:: Исходный текст ::
▬▬▬

Крупнейшие политические лидеры XX столетия привлекали экспертов, но никогда не использовали их в решении стратегических вопросов. Они пользовались ими только в тактических контекстах. Стратегию им приходилось придумывать самим. Лидеры XX столетия (перечислим их хронологически) – Ленин, Сталин, Рузвельт, Черчилль, Гитлер, Мао Цзэдун, Аденауэр и, безусловно, последний великий лидер Америки Гарри Трумэн – не привлекали к разработке своей стратегии никого.

Чтобы быть успешной, стратегия должна соответствовать горизонту и масштабу мышления субъекта политической рефлексии. Отделение стратегии от субъекта политической рефлексии – это нивелирование самой политической рефлексии, лишение рефлексии ее конкретного содержания. Но в чем же политическая стратегия реализуется? Наш ответ таков: в аппарате власти, в том, как он устроен, как функционирует, и в том, кто и как себя с ним отождествляет в своем политическом мышлении.

Итак, еще раз: эта книга приглашает вас к размышлению о политике. Размышлять очень трудно – и о политике, и вообще. Трудно, но возможно. Насколько нам известно, от этого еще никто не умер.

▬▬▬

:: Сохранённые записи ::
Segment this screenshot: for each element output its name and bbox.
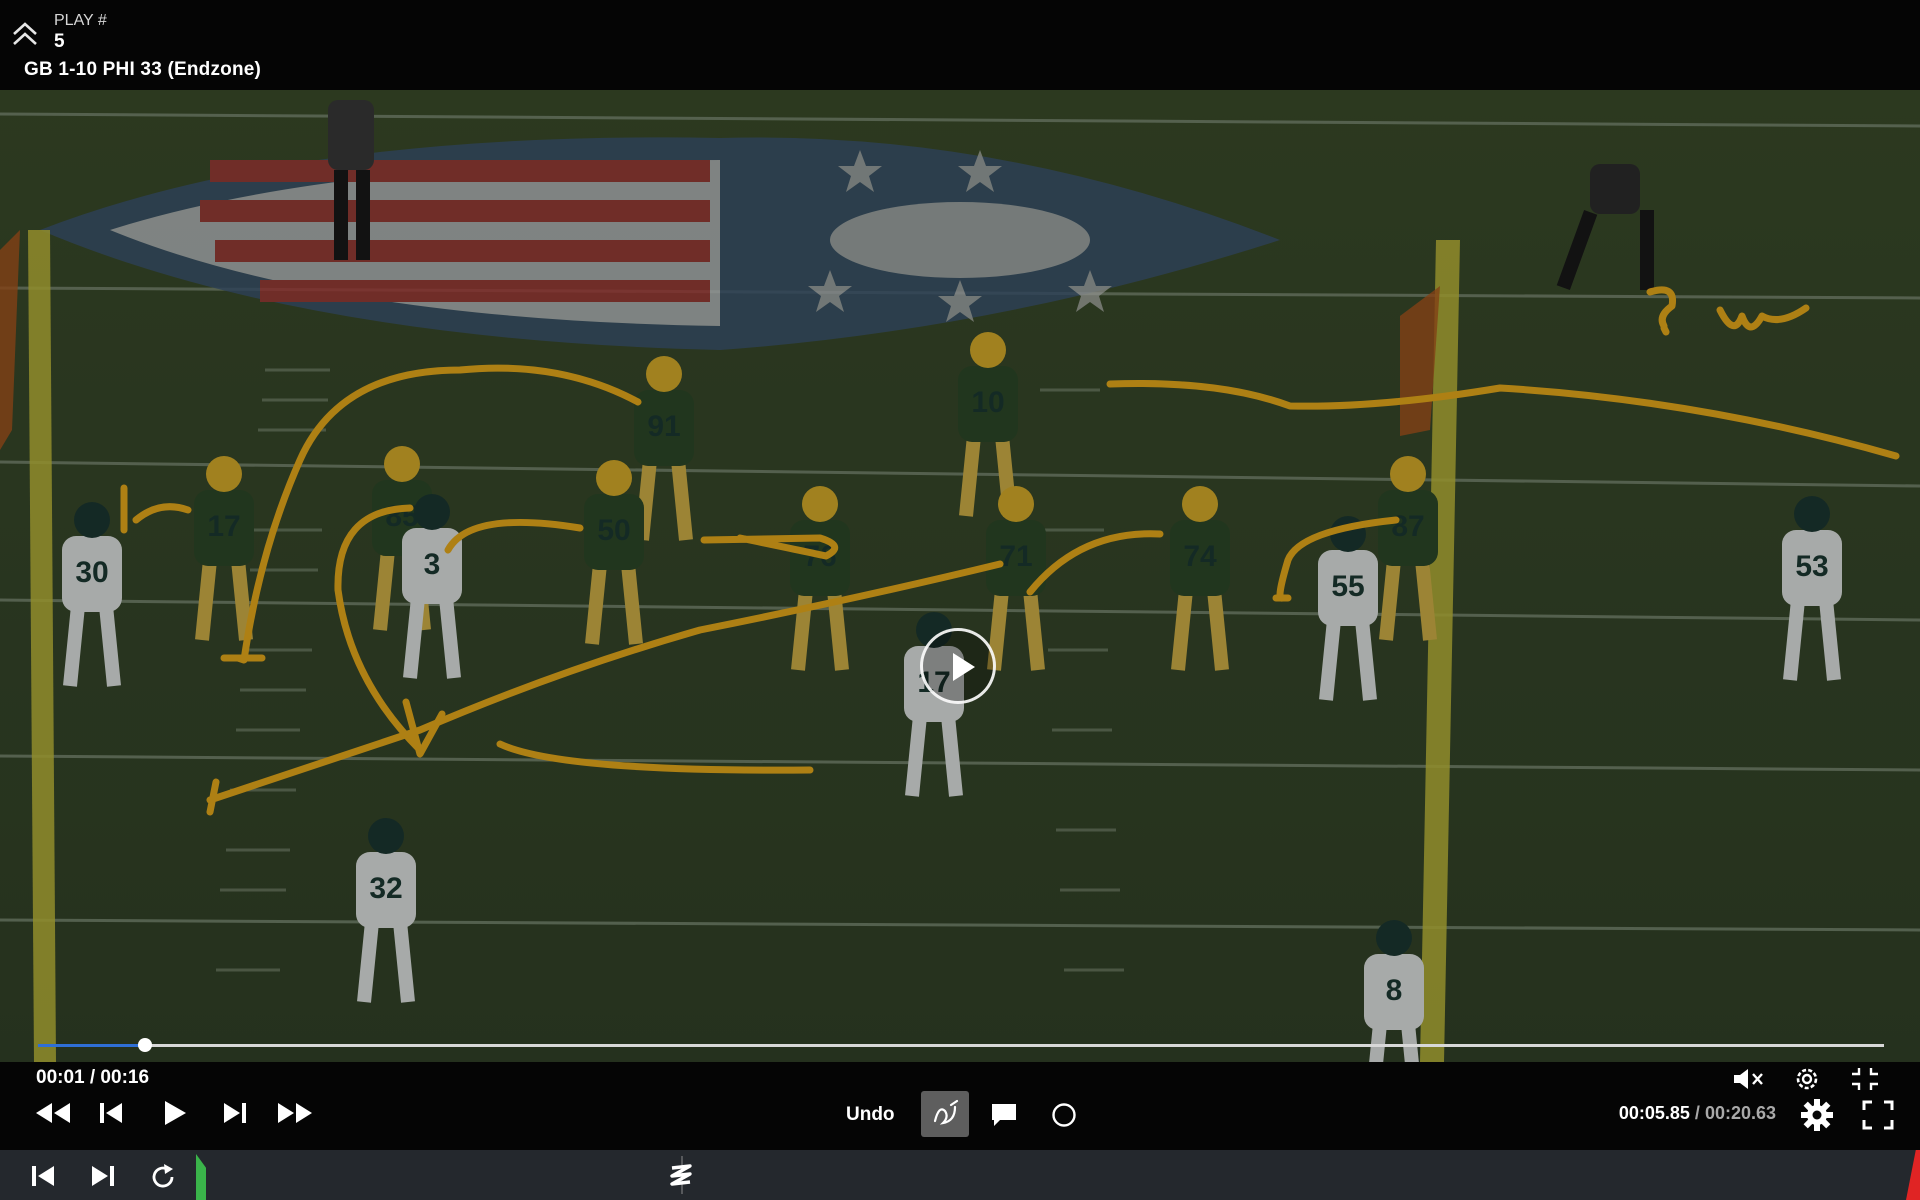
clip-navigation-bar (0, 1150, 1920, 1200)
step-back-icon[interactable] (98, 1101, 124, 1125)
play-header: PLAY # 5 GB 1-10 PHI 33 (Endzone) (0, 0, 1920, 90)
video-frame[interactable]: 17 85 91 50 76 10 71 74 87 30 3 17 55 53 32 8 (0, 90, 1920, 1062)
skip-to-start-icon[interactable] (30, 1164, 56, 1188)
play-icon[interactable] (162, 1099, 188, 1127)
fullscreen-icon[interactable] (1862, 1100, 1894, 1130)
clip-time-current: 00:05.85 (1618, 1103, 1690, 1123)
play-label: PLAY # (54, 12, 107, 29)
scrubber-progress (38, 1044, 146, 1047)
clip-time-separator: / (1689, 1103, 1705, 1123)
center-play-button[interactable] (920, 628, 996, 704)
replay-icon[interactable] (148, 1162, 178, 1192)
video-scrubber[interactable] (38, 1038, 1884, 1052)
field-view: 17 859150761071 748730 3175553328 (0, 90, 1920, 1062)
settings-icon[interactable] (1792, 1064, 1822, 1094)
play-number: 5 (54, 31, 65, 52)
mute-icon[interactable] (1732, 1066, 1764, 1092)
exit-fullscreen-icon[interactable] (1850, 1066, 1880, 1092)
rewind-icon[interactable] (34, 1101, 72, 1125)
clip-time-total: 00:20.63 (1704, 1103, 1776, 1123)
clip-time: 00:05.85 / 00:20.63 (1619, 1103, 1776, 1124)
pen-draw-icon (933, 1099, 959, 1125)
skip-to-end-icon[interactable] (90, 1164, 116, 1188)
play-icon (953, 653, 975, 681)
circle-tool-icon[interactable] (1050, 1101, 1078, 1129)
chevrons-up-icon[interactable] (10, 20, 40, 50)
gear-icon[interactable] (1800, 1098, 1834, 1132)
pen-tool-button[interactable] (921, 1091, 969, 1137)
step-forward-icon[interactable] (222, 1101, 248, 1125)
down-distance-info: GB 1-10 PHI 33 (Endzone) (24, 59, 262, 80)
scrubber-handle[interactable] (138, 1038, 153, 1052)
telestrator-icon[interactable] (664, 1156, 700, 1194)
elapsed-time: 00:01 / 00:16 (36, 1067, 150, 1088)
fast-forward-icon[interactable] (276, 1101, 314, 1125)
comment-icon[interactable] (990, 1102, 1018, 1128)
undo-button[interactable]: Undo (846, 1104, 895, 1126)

▬▬▬

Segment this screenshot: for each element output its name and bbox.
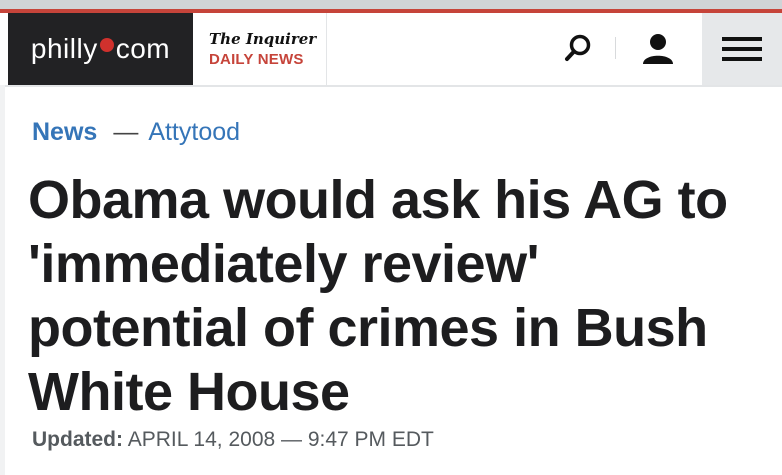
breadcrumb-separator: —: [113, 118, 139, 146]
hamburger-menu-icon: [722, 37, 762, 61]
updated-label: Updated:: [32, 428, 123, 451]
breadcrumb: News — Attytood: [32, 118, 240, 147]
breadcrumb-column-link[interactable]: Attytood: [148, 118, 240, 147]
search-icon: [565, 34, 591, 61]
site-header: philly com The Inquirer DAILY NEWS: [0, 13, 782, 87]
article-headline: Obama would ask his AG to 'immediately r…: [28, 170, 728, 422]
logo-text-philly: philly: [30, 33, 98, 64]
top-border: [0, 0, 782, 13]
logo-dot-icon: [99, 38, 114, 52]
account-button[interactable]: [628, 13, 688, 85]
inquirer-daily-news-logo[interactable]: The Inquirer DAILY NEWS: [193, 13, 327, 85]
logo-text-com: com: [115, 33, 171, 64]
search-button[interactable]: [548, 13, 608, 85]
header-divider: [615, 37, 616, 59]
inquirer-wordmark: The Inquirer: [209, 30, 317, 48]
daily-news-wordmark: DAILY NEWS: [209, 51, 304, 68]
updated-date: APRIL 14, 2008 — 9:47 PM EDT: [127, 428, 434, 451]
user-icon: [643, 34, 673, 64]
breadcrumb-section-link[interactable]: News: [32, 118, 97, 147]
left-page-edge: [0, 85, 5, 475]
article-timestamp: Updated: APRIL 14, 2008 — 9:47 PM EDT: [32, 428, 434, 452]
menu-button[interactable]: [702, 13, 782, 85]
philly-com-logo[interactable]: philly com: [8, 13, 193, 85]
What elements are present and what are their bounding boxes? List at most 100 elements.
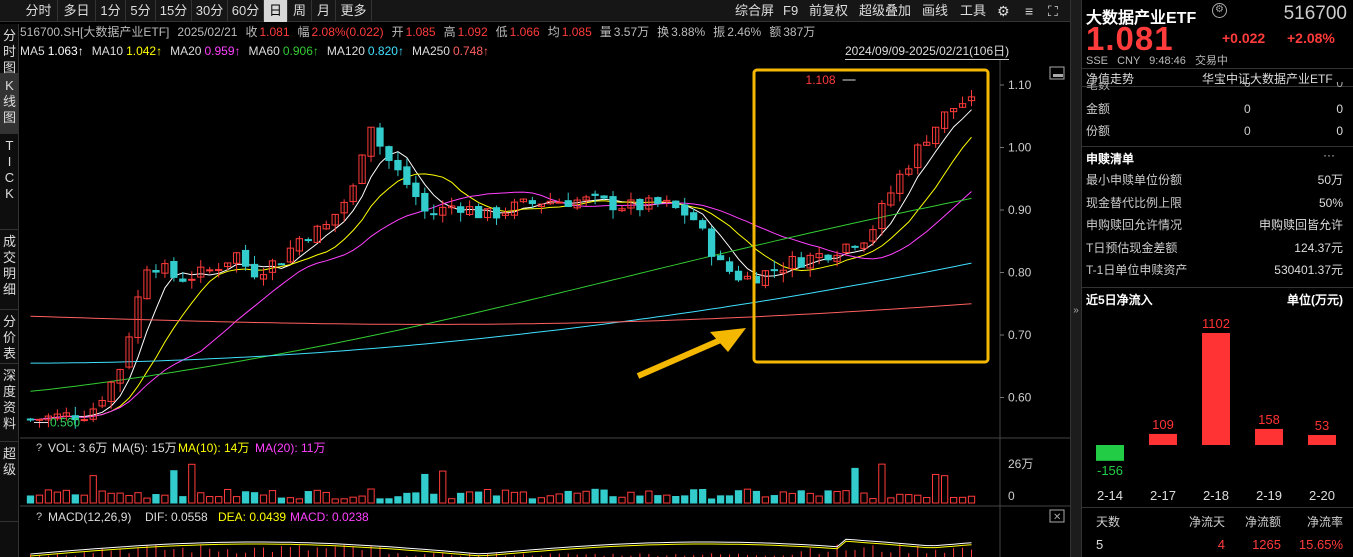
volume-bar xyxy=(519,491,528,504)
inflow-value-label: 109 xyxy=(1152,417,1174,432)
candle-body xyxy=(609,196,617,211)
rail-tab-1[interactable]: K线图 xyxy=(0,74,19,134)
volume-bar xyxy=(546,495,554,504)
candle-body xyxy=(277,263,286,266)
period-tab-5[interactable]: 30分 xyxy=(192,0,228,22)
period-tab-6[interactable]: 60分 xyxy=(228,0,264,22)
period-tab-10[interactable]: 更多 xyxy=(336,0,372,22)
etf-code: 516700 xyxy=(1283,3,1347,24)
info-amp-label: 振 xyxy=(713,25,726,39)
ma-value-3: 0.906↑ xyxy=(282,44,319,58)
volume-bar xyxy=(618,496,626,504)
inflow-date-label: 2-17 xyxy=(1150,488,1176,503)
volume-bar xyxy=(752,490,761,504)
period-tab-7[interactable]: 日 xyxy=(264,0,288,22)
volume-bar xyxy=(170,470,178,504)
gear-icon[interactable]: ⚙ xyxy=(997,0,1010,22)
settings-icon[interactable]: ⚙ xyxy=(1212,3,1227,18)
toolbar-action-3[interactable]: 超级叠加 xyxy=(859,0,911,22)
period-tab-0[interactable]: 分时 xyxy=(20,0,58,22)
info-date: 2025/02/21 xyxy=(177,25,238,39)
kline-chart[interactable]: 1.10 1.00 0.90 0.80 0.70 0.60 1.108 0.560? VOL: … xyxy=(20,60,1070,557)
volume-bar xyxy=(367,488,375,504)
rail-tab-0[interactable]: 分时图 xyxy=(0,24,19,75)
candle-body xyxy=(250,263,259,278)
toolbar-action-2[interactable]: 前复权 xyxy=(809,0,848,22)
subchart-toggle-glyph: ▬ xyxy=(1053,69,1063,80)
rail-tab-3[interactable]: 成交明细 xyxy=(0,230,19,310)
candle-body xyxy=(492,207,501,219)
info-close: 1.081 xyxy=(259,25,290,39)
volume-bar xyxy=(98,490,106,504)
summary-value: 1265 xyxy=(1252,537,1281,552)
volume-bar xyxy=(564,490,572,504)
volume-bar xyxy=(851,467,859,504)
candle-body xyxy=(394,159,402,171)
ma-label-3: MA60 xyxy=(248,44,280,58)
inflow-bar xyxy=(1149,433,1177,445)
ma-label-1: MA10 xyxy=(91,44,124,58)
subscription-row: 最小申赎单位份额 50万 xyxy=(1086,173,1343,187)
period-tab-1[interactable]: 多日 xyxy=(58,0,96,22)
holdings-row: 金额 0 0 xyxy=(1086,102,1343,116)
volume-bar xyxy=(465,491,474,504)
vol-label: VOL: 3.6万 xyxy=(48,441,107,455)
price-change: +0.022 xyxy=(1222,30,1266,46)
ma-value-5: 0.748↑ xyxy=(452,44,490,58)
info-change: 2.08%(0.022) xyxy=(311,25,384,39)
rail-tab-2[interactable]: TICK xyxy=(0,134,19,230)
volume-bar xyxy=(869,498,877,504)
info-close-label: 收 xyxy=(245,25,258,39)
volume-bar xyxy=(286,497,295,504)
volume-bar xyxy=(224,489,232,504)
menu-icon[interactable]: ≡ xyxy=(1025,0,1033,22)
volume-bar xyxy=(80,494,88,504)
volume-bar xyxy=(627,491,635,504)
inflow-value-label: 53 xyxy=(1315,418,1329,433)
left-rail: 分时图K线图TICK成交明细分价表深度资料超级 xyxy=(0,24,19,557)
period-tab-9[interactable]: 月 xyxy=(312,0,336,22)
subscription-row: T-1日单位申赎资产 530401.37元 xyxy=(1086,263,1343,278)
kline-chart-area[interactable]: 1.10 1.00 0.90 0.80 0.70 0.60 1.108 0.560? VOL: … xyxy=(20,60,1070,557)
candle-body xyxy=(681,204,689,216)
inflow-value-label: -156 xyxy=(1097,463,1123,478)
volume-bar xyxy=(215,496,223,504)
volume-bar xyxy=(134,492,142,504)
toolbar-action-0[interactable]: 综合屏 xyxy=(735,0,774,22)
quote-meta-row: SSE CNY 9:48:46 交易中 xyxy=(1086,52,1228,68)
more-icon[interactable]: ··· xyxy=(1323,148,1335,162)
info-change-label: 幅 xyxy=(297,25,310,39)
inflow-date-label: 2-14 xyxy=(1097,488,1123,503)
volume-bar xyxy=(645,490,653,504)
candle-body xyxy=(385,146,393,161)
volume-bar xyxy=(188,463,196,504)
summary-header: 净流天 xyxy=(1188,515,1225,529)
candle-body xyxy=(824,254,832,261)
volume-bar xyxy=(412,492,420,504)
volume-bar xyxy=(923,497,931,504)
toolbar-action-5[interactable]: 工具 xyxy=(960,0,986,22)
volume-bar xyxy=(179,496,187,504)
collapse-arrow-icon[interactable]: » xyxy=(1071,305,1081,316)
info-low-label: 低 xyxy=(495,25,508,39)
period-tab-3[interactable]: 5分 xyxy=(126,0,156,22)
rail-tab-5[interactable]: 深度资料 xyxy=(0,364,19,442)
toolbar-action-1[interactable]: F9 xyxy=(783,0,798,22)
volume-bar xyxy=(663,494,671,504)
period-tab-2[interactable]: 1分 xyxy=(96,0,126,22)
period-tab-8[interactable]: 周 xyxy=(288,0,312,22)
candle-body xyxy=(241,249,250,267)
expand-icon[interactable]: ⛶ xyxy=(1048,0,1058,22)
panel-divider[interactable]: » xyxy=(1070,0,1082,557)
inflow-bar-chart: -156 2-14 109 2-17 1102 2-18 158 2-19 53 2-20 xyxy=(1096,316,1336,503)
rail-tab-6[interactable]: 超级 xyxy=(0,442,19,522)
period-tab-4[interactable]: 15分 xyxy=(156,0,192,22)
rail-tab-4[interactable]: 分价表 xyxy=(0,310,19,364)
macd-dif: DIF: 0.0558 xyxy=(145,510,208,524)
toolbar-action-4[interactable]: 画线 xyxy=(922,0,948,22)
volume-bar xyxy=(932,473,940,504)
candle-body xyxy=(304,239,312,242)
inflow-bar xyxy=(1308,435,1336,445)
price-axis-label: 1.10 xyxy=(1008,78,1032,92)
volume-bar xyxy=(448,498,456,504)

▬▬▬

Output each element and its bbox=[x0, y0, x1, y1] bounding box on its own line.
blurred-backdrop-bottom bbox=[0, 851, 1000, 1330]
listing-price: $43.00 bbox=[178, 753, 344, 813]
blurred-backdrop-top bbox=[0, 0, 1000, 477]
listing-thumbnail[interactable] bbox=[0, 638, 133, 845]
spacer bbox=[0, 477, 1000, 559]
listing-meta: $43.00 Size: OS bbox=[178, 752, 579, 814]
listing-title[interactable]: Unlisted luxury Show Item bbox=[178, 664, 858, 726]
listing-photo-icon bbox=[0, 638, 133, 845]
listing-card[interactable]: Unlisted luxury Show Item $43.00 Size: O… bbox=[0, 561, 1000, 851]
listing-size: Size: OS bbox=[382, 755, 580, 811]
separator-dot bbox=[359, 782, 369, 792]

▬▬▬

:: Задания ::
a) Перепишите фрагмент исходного текста от слов «Чтобы быть успешной, стратегия» до слов «никто не умер.» включительно, заменив «аппарате власти» на «механизме управления».
b) Переведите на английский язык предложение из исходного текста: «Чтобы быть успешной, стратегия должна соответствовать горизонту и масштабу мышления субъекта политической рефлексии».

:: Ответы по заданиям ::
a)
Чтобы быть успешной, стратегия должна соответствовать горизонту и масштабу мышления субъекта политической рефлексии. Отделение стратегии от субъекта политической рефлексии – это нивелирование самой политической рефлексии, лишение рефлексии ее конкретного содержания. Но в чем же политическая стратегия реализуется? Наш ответ таков: в механизме управления, в том, как он устроен, как функционирует, и в том, кто и как себя с ним отождествляет в своем политическом мышлении.

Итак, еще раз: эта книга приглашает вас к размышлению о политике. Размышлять очень трудно – и о политике, и вообще. Трудно, но возможно. Насколько нам известно, от этого еще никто не умер.

b) To be successful, a strategy must correspond to the horizon and scale of thinking of the subject of political reflection.